**Work required**
Take the records underneath and set them down exactly.

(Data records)
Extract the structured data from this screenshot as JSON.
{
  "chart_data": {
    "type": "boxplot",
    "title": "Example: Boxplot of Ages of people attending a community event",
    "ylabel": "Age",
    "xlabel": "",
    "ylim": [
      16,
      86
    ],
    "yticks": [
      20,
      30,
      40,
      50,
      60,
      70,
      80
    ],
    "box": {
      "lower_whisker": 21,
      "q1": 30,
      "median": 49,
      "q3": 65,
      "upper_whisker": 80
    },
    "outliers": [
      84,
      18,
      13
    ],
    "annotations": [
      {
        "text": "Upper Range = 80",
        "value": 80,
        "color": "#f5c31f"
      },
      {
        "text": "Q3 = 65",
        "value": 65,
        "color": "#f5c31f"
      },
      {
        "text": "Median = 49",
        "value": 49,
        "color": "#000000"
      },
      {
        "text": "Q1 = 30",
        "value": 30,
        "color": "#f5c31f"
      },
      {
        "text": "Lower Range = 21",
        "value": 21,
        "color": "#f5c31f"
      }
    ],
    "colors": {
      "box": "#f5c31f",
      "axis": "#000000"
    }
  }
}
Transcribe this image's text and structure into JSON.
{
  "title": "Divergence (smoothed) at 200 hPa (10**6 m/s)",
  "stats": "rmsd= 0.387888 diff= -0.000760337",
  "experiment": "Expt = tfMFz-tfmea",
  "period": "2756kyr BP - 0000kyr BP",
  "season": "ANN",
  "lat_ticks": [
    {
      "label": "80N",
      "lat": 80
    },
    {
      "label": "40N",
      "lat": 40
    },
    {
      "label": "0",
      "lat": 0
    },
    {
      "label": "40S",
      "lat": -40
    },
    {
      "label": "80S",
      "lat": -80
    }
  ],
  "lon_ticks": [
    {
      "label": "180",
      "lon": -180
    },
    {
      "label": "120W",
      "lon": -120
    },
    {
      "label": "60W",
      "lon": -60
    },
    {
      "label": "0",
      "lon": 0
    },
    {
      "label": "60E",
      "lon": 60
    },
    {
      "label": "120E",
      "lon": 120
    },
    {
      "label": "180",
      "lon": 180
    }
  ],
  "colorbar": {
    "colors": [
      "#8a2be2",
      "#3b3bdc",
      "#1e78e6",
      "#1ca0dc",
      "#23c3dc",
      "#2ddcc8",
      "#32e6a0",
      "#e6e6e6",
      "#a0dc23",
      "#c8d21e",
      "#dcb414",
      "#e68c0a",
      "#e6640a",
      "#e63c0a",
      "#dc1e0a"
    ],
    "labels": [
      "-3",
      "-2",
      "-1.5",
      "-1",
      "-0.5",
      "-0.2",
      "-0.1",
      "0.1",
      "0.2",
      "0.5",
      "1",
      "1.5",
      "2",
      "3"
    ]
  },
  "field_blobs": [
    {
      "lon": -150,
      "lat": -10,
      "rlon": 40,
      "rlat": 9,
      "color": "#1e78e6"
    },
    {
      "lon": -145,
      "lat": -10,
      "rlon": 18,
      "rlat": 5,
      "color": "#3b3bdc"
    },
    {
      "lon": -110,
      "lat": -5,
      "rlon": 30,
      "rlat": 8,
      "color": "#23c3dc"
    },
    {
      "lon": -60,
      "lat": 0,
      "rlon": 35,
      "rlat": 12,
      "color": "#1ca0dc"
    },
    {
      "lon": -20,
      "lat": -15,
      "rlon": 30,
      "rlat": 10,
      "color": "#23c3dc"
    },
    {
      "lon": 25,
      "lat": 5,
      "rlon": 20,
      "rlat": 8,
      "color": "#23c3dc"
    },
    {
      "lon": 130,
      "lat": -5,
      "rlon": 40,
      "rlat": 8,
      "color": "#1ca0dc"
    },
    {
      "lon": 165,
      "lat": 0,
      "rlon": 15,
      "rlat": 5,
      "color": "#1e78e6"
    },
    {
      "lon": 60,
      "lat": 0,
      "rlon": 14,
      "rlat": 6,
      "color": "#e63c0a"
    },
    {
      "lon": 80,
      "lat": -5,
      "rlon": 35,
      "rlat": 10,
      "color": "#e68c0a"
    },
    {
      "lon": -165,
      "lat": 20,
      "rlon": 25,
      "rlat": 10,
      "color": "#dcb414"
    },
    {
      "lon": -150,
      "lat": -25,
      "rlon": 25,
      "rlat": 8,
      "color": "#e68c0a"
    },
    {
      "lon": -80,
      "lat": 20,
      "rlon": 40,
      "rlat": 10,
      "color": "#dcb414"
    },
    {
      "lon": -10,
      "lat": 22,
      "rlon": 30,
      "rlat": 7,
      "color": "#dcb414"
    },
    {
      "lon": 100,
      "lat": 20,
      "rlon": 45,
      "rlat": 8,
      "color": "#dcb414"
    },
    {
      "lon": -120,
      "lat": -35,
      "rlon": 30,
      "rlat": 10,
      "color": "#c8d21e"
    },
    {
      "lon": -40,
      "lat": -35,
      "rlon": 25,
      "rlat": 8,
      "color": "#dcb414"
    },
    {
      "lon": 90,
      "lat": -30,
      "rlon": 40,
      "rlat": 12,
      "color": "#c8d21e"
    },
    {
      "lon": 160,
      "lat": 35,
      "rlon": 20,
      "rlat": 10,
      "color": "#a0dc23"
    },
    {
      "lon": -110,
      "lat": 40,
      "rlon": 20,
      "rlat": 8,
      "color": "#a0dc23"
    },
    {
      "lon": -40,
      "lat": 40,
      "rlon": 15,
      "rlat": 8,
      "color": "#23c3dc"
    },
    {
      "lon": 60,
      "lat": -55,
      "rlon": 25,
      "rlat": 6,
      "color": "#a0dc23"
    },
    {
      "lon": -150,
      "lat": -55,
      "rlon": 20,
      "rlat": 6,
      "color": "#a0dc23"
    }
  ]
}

**Correct result**
Extract the structured data from this screenshot as JSON.
{
  "chart_data": {
    "type": "boxplot",
    "title": "Example: Boxplot of Ages of people attending a community event",
    "ylabel": "Age",
    "xlabel": "",
    "ylim": [
      16,
      86
    ],
    "yticks": [
      20,
      30,
      40,
      50,
      60,
      70,
      80
    ],
    "box": {
      "lower_whisker": 21,
      "q1": 30,
      "median": 49,
      "q3": 65,
      "upper_whisker": 80
    },
    "outliers": [
      84,
      18,
      13
    ],
    "annotations": [
      {
        "text": "Upper Range = 80",
        "value": 80,
        "color": "#f5c31f"
      },
      {
        "text": "Q3 = 65",
        "value": 65,
        "color": "#f5c31f"
      },
      {
        "text": "Median = 49",
        "value": 49,
        "color": "#000000"
      },
      {
        "text": "Q1 = 30",
        "value": 30,
        "color": "#f5c31f"
      },
      {
        "text": "Lower Range = 21",
        "value": 21,
        "color": "#f5c31f"
      }
    ],
    "colors": {
      "box": "#f5c31f",
      "axis": "#000000"
    }
  }
}
Transcribe this image's text and structure into JSON.
{
  "title": "Divergence (smoothed) at 200 hPa (10**6 m/s)",
  "stats": "rmsd= 0.387888 diff= -0.000760337",
  "experiment": "Expt = tfMFz-tfmea",
  "period": "2756kyr BP - 0000kyr BP",
  "season": "ANN",
  "lat_ticks": [
    {
      "label": "80N",
      "lat": 80
    },
    {
      "label": "40N",
      "lat": 40
    },
    {
      "label": "0",
      "lat": 0
    },
    {
      "label": "40S",
      "lat": -40
    },
    {
      "label": "80S",
      "lat": -80
    }
  ],
  "lon_ticks": [
    {
      "label": "180",
      "lon": -180
    },
    {
      "label": "120W",
      "lon": -120
    },
    {
      "label": "60W",
      "lon": -60
    },
    {
      "label": "0",
      "lon": 0
    },
    {
      "label": "60E",
      "lon": 60
    },
    {
      "label": "120E",
      "lon": 120
    },
    {
      "label": "180",
      "lon": 180
    }
  ],
  "colorbar": {
    "colors": [
      "#8a2be2",
      "#3b3bdc",
      "#1e78e6",
      "#1ca0dc",
      "#23c3dc",
      "#2ddcc8",
      "#32e6a0",
      "#e6e6e6",
      "#a0dc23",
      "#c8d21e",
      "#dcb414",
      "#e68c0a",
      "#e6640a",
      "#e63c0a",
      "#dc1e0a"
    ],
    "labels": [
      "-3",
      "-2",
      "-1.5",
      "-1",
      "-0.5",
      "-0.2",
      "-0.1",
      "0.1",
      "0.2",
      "0.5",
      "1",
      "1.5",
      "2",
      "3"
    ]
  },
  "field_blobs": [
    {
      "lon": -150,
      "lat": -10,
      "rlon": 40,
      "rlat": 9,
      "color": "#1e78e6"
    },
    {
      "lon": -145,
      "lat": -10,
      "rlon": 18,
      "rlat": 5,
      "color": "#3b3bdc"
    },
    {
      "lon": -110,
      "lat": -5,
      "rlon": 30,
      "rlat": 8,
      "color": "#23c3dc"
    },
    {
      "lon": -60,
      "lat": 0,
      "rlon": 35,
      "rlat": 12,
      "color": "#1ca0dc"
    },
    {
      "lon": -20,
      "lat": -15,
      "rlon": 30,
      "rlat": 10,
      "color": "#23c3dc"
    },
    {
      "lon": 25,
      "lat": 5,
      "rlon": 20,
      "rlat": 8,
      "color": "#23c3dc"
    },
    {
      "lon": 130,
      "lat": -5,
      "rlon": 40,
      "rlat": 8,
      "color": "#1ca0dc"
    },
    {
      "lon": 165,
      "lat": 0,
      "rlon": 15,
      "rlat": 5,
      "color": "#1e78e6"
    },
    {
      "lon": 60,
      "lat": 0,
      "rlon": 14,
      "rlat": 6,
      "color": "#e63c0a"
    },
    {
      "lon": 80,
      "lat": -5,
      "rlon": 35,
      "rlat": 10,
      "color": "#e68c0a"
    },
    {
      "lon": -165,
      "lat": 20,
      "rlon": 25,
      "rlat": 10,
      "color": "#dcb414"
    },
    {
      "lon": -150,
      "lat": -25,
      "rlon": 25,
      "rlat": 8,
      "color": "#e68c0a"
    },
    {
      "lon": -80,
      "lat": 20,
      "rlon": 40,
      "rlat": 10,
      "color": "#dcb414"
    },
    {
      "lon": -10,
      "lat": 22,
      "rlon": 30,
      "rlat": 7,
      "color": "#dcb414"
    },
    {
      "lon": 100,
      "lat": 20,
      "rlon": 45,
      "rlat": 8,
      "color": "#dcb414"
    },
    {
      "lon": -120,
      "lat": -35,
      "rlon": 30,
      "rlat": 10,
      "color": "#c8d21e"
    },
    {
      "lon": -40,
      "lat": -35,
      "rlon": 25,
      "rlat": 8,
      "color": "#dcb414"
    },
    {
      "lon": 90,
      "lat": -30,
      "rlon": 40,
      "rlat": 12,
      "color": "#c8d21e"
    },
    {
      "lon": 160,
      "lat": 35,
      "rlon": 20,
      "rlat": 10,
      "color": "#a0dc23"
    },
    {
      "lon": -110,
      "lat": 40,
      "rlon": 20,
      "rlat": 8,
      "color": "#a0dc23"
    },
    {
      "lon": -40,
      "lat": 40,
      "rlon": 15,
      "rlat": 8,
      "color": "#23c3dc"
    },
    {
      "lon": 60,
      "lat": -55,
      "rlon": 25,
      "rlat": 6,
      "color": "#a0dc23"
    },
    {
      "lon": -150,
      "lat": -55,
      "rlon": 20,
      "rlat": 6,
      "color": "#a0dc23"
    }
  ]
}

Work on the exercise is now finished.